What follows are records. Restate all of them word for word.

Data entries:
++++++
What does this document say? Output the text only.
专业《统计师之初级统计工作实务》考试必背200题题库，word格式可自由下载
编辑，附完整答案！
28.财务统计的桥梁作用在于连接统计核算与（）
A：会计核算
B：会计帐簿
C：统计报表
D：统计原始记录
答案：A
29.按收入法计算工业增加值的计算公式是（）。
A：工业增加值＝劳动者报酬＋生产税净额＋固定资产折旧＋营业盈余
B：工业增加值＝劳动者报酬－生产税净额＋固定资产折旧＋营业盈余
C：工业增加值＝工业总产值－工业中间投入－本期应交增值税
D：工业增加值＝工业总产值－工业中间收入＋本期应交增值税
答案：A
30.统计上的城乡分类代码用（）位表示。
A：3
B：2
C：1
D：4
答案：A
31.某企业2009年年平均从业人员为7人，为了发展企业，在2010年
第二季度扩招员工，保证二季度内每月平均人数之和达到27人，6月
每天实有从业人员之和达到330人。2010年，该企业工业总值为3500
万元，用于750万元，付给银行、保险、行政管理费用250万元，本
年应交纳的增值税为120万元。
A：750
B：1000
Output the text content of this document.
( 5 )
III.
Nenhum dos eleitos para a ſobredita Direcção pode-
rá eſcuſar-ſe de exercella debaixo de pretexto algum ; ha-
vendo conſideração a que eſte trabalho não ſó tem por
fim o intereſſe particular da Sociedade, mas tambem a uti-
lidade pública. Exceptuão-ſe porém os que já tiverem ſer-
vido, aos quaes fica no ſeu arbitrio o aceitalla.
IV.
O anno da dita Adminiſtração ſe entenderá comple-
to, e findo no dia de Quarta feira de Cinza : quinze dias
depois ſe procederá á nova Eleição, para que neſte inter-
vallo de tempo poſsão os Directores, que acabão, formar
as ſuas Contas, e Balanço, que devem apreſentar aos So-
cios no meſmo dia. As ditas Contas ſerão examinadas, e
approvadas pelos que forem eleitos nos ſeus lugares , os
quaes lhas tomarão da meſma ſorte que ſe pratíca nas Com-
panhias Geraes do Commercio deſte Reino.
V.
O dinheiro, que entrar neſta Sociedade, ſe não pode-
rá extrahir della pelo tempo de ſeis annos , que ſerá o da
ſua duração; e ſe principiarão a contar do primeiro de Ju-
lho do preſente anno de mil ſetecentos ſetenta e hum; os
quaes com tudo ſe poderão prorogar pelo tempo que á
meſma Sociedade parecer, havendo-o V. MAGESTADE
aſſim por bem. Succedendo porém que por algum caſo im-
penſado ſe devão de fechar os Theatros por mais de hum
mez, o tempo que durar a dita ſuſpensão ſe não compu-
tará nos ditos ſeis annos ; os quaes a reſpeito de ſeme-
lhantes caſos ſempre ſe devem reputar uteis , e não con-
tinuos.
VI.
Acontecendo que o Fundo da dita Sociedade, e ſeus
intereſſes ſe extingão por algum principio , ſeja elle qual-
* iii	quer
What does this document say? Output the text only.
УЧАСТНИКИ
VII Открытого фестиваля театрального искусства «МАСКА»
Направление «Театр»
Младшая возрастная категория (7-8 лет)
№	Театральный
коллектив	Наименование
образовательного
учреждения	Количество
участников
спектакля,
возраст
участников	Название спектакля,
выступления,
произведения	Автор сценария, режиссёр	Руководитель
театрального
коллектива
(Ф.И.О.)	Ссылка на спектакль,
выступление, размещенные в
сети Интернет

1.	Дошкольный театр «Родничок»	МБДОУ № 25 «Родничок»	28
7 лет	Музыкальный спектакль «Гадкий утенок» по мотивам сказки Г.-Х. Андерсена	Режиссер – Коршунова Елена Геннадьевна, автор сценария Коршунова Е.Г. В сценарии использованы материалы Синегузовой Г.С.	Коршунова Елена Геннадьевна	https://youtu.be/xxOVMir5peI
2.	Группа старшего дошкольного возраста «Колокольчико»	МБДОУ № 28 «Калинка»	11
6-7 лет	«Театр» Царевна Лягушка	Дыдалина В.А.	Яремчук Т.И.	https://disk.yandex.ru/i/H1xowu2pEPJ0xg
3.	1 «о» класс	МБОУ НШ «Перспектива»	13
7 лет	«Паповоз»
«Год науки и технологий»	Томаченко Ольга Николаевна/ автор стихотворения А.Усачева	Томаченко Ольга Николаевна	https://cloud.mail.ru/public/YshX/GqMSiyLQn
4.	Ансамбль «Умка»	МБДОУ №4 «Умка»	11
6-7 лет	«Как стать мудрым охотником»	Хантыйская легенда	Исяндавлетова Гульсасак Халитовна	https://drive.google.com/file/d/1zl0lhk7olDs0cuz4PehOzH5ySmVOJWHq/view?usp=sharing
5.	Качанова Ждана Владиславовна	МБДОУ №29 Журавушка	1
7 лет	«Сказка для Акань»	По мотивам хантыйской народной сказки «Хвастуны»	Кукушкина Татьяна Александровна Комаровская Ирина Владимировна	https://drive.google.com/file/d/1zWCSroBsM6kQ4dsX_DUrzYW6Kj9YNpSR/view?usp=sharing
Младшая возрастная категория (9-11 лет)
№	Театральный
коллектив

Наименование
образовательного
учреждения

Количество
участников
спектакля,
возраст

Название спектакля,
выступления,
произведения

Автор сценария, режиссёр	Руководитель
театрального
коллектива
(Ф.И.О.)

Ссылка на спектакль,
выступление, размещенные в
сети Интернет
++++++
» COMPLETE OUTPUT:
What does this document say? Output the text only.
专业《统计师之初级统计工作实务》考试必背200题题库，word格式可自由下载
编辑，附完整答案！
28.财务统计的桥梁作用在于连接统计核算与（）
A：会计核算
B：会计帐簿
C：统计报表
D：统计原始记录
答案：A
29.按收入法计算工业增加值的计算公式是（）。
A：工业增加值＝劳动者报酬＋生产税净额＋固定资产折旧＋营业盈余
B：工业增加值＝劳动者报酬－生产税净额＋固定资产折旧＋营业盈余
C：工业增加值＝工业总产值－工业中间投入－本期应交增值税
D：工业增加值＝工业总产值－工业中间收入＋本期应交增值税
答案：A
30.统计上的城乡分类代码用（）位表示。
A：3
B：2
C：1
D：4
答案：A
31.某企业2009年年平均从业人员为7人，为了发展企业，在2010年
第二季度扩招员工，保证二季度内每月平均人数之和达到27人，6月
每天实有从业人员之和达到330人。2010年，该企业工业总值为3500
万元，用于750万元，付给银行、保险、行政管理费用250万元，本
年应交纳的增值税为120万元。
A：750
B：1000
Output the text content of this document.
( 5 )
III.
Nenhum dos eleitos para a ſobredita Direcção pode-
rá eſcuſar-ſe de exercella debaixo de pretexto algum ; ha-
vendo conſideração a que eſte trabalho não ſó tem por
fim o intereſſe particular da Sociedade, mas tambem a uti-
lidade pública. Exceptuão-ſe porém os que já tiverem ſer-
vido, aos quaes fica no ſeu arbitrio o aceitalla.
IV.
O anno da dita Adminiſtração ſe entenderá comple-
to, e findo no dia de Quarta feira de Cinza : quinze dias
depois ſe procederá á nova Eleição, para que neſte inter-
vallo de tempo poſsão os Directores, que acabão, formar
as ſuas Contas, e Balanço, que devem apreſentar aos So-
cios no meſmo dia. As ditas Contas ſerão examinadas, e
approvadas pelos que forem eleitos nos ſeus lugares , os
quaes lhas tomarão da meſma ſorte que ſe pratíca nas Com-
panhias Geraes do Commercio deſte Reino.
V.
O dinheiro, que entrar neſta Sociedade, ſe não pode-
rá extrahir della pelo tempo de ſeis annos , que ſerá o da
ſua duração; e ſe principiarão a contar do primeiro de Ju-
lho do preſente anno de mil ſetecentos ſetenta e hum; os
quaes com tudo ſe poderão prorogar pelo tempo que á
meſma Sociedade parecer, havendo-o V. MAGESTADE
aſſim por bem. Succedendo porém que por algum caſo im-
penſado ſe devão de fechar os Theatros por mais de hum
mez, o tempo que durar a dita ſuſpensão ſe não compu-
tará nos ditos ſeis annos ; os quaes a reſpeito de ſeme-
lhantes caſos ſempre ſe devem reputar uteis , e não con-
tinuos.
VI.
Acontecendo que o Fundo da dita Sociedade, e ſeus
intereſſes ſe extingão por algum principio , ſeja elle qual-
* iii	quer
What does this document say? Output the text only.
УЧАСТНИКИ
VII Открытого фестиваля театрального искусства «МАСКА»
Направление «Театр»
Младшая возрастная категория (7-8 лет)
№	Театральный
коллектив	Наименование
образовательного
учреждения	Количество
участников
спектакля,
возраст
участников	Название спектакля,
выступления,
произведения	Автор сценария, режиссёр	Руководитель
театрального
коллектива
(Ф.И.О.)	Ссылка на спектакль,
выступление, размещенные в
сети Интернет

1.	Дошкольный театр «Родничок»	МБДОУ № 25 «Родничок»	28
7 лет	Музыкальный спектакль «Гадкий утенок» по мотивам сказки Г.-Х. Андерсена	Режиссер – Коршунова Елена Геннадьевна, автор сценария Коршунова Е.Г. В сценарии использованы материалы Синегузовой Г.С.	Коршунова Елена Геннадьевна	https://youtu.be/xxOVMir5peI
2.	Группа старшего дошкольного возраста «Колокольчико»	МБДОУ № 28 «Калинка»	11
6-7 лет	«Театр» Царевна Лягушка	Дыдалина В.А.	Яремчук Т.И.	https://disk.yandex.ru/i/H1xowu2pEPJ0xg
3.	1 «о» класс	МБОУ НШ «Перспектива»	13
7 лет	«Паповоз»
«Год науки и технологий»	Томаченко Ольга Николаевна/ автор стихотворения А.Усачева	Томаченко Ольга Николаевна	https://cloud.mail.ru/public/YshX/GqMSiyLQn
4.	Ансамбль «Умка»	МБДОУ №4 «Умка»	11
6-7 лет	«Как стать мудрым охотником»	Хантыйская легенда	Исяндавлетова Гульсасак Халитовна	https://drive.google.com/file/d/1zl0lhk7olDs0cuz4PehOzH5ySmVOJWHq/view?usp=sharing
5.	Качанова Ждана Владиславовна	МБДОУ №29 Журавушка	1
7 лет	«Сказка для Акань»	По мотивам хантыйской народной сказки «Хвастуны»	Кукушкина Татьяна Александровна Комаровская Ирина Владимировна	https://drive.google.com/file/d/1zWCSroBsM6kQ4dsX_DUrzYW6Kj9YNpSR/view?usp=sharing
Младшая возрастная категория (9-11 лет)
№	Театральный
коллектив

Наименование
образовательного
учреждения

Количество
участников
спектакля,
возраст

Название спектакля,
выступления,
произведения

Автор сценария, режиссёр	Руководитель
театрального
коллектива
(Ф.И.О.)

Ссылка на спектакль,
выступление, размещенные в
сети Интернет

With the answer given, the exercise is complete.